§ **Dataset entries**
#####
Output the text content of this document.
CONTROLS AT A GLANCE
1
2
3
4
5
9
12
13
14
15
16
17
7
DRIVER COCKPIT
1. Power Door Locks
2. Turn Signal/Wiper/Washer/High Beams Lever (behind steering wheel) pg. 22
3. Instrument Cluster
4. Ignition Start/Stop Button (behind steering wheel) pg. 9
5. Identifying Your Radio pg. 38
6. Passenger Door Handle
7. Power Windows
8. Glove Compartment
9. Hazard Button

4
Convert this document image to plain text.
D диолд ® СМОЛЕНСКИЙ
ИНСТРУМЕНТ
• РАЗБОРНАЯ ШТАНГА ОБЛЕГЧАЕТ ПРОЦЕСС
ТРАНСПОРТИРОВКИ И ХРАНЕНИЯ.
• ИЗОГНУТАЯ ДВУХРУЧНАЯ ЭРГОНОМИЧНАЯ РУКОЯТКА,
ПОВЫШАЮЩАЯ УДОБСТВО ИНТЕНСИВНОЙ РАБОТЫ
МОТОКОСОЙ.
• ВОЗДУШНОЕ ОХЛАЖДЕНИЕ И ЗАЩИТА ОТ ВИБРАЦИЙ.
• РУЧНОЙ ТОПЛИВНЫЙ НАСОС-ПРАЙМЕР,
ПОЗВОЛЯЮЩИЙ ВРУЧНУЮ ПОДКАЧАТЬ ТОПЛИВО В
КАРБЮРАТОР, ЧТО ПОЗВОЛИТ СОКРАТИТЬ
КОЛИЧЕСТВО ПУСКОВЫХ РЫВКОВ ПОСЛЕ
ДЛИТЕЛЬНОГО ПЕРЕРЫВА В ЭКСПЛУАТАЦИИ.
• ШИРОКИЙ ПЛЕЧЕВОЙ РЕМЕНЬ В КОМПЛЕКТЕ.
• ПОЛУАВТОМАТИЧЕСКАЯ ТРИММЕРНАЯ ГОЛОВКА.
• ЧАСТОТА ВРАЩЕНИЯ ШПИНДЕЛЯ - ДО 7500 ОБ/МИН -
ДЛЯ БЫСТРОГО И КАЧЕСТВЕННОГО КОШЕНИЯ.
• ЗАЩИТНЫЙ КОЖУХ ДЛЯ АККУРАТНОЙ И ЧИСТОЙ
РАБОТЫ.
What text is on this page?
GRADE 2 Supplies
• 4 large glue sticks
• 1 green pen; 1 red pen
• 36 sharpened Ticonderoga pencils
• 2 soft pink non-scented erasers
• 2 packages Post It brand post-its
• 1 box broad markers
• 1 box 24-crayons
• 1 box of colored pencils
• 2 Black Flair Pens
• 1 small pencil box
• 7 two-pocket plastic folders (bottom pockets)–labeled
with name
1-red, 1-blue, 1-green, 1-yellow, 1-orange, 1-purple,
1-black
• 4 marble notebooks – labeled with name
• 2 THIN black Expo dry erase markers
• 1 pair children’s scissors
#####
§ **Problem details**
Everything from the line containing "What text is on this page?" through the last line of the records must be given again exactly; leave out all other lines.

§ **Exercise result**
What text is on this page?
GRADE 2 Supplies
• 4 large glue sticks
• 1 green pen; 1 red pen
• 36 sharpened Ticonderoga pencils
• 2 soft pink non-scented erasers
• 2 packages Post It brand post-its
• 1 box broad markers
• 1 box 24-crayons
• 1 box of colored pencils
• 2 Black Flair Pens
• 1 small pencil box
• 7 two-pocket plastic folders (bottom pockets)–labeled
with name
1-red, 1-blue, 1-green, 1-yellow, 1-orange, 1-purple,
1-black
• 4 marble notebooks – labeled with name
• 2 THIN black Expo dry erase markers
• 1 pair children’s scissors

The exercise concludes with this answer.